# My 2009 yard haunt



## mixman (Oct 1, 2008)

Just got an album added. We are in Denver and got over 2 feet of snow on the 28th and 29th. It put a big dent in my setup plans. I ended up setting almost everything up on Sat. I'm happy how things turned out though. Let me know what you think.
http://www.hauntforum.com/album.php?albumid=485


----------



## Eeeekim (Aug 14, 2009)

That looks great! Specially with only one day to set up....IN THE SNOW!
That is crazy (not in denver i guess) I can't imagine snow on halloween!
all we get in baltimore is rain.

I like shot of the side of the house with fog and lighting. also the stuff on your porch. Cool!


----------



## RoxyBlue (Oct 6, 2008)

The comment about the use of snow as your fog chiller made me think "Now here's someone who knows how to make lemonade out of lemons".

You must have arctic spiders where you live


----------



## mixman (Oct 1, 2008)

Tasks and exercises.
a - Copy the yard haunt thread between "That looks great!" and "baltimore is rain.", inclusive.
b - Which distinct usernames appear as post authors in the yard haunt thread? List every one.
c - In the yard haunt thread, how much snow fell in Denver, and on which dates?

Recorded data.

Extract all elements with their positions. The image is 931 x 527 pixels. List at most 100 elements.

Expected outputs.
a -
That looks great! Specially with only one day to set up....IN THE SNOW!
That is crazy (not in denver i guess) I can't imagine snow on halloween!
all we get in baltimore is rain.

b - mixman, Eeeekim, RoxyBlue

c - Over 2 feet, on the 28th and 29th.